Description of the task: Set all the material down again unchanged, without the pictures.

_ _ _

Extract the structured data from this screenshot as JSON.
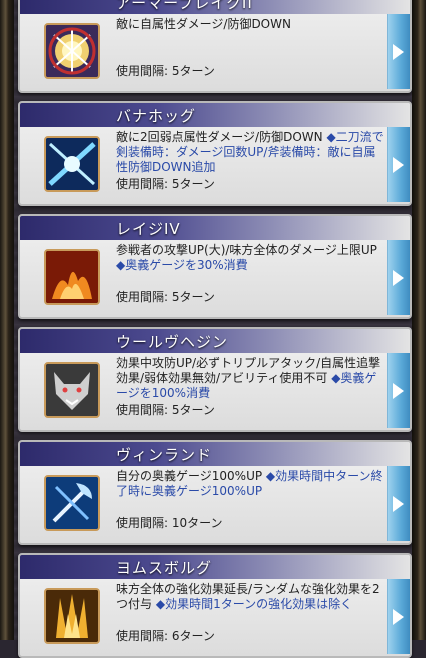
{
  "skills": [
    {
      "name": "アーマーブレイクII",
      "desc": "敵に自属性ダメージ/防御DOWN",
      "desc_extra": "",
      "interval": "使用間隔: 5ターン",
      "icon": "armor-break-icon"
    },
    {
      "name": "バナホッグ",
      "desc": "敵に2回弱点属性ダメージ/防御DOWN",
      "desc_extra": "◆二刀流で剣装備時：ダメージ回数UP/斧装備時：敵に自属性防御DOWN追加",
      "interval": "使用間隔: 5ターン",
      "icon": "banahogg-icon"
    },
    {
      "name": "レイジIV",
      "desc": "参戦者の攻撃UP(大)/味方全体のダメージ上限UP",
      "desc_extra": "◆奥義ゲージを30%消費",
      "interval": "使用間隔: 5ターン",
      "icon": "rage-icon"
    },
    {
      "name": "ウールヴヘジン",
      "desc": "効果中攻防UP/必ずトリプルアタック/自属性追撃効果/弱体効果無効/アビリティ使用不可",
      "desc_extra": "◆奥義ゲージを100%消費",
      "interval": "使用間隔: 5ターン",
      "icon": "wolf-icon"
    },
    {
      "name": "ヴィンランド",
      "desc": "自分の奥義ゲージ100%UP",
      "desc_extra": "◆効果時間中ターン終了時に奥義ゲージ100%UP",
      "interval": "使用間隔: 10ターン",
      "icon": "axe-icon"
    },
    {
      "name": "ヨムスボルグ",
      "desc": "味方全体の強化効果延長/ランダムな強化効果を2つ付与",
      "desc_extra": "◆効果時間1ターンの強化効果は除く",
      "interval": "使用間隔: 6ターン",
      "icon": "fortress-icon"
    }
  ]
}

_ _ _

Task output:
Extract the structured data from this screenshot as JSON.
{
  "skills": [
    {
      "name": "アーマーブレイクII",
      "desc": "敵に自属性ダメージ/防御DOWN",
      "desc_extra": "",
      "interval": "使用間隔: 5ターン",
      "icon": "armor-break-icon"
    },
    {
      "name": "バナホッグ",
      "desc": "敵に2回弱点属性ダメージ/防御DOWN",
      "desc_extra": "◆二刀流で剣装備時：ダメージ回数UP/斧装備時：敵に自属性防御DOWN追加",
      "interval": "使用間隔: 5ターン",
      "icon": "banahogg-icon"
    },
    {
      "name": "レイジIV",
      "desc": "参戦者の攻撃UP(大)/味方全体のダメージ上限UP",
      "desc_extra": "◆奥義ゲージを30%消費",
      "interval": "使用間隔: 5ターン",
      "icon": "rage-icon"
    },
    {
      "name": "ウールヴヘジン",
      "desc": "効果中攻防UP/必ずトリプルアタック/自属性追撃効果/弱体効果無効/アビリティ使用不可",
      "desc_extra": "◆奥義ゲージを100%消費",
      "interval": "使用間隔: 5ターン",
      "icon": "wolf-icon"
    },
    {
      "name": "ヴィンランド",
      "desc": "自分の奥義ゲージ100%UP",
      "desc_extra": "◆効果時間中ターン終了時に奥義ゲージ100%UP",
      "interval": "使用間隔: 10ターン",
      "icon": "axe-icon"
    },
    {
      "name": "ヨムスボルグ",
      "desc": "味方全体の強化効果延長/ランダムな強化効果を2つ付与",
      "desc_extra": "◆効果時間1ターンの強化効果は除く",
      "interval": "使用間隔: 6ターン",
      "icon": "fortress-icon"
    }
  ]
}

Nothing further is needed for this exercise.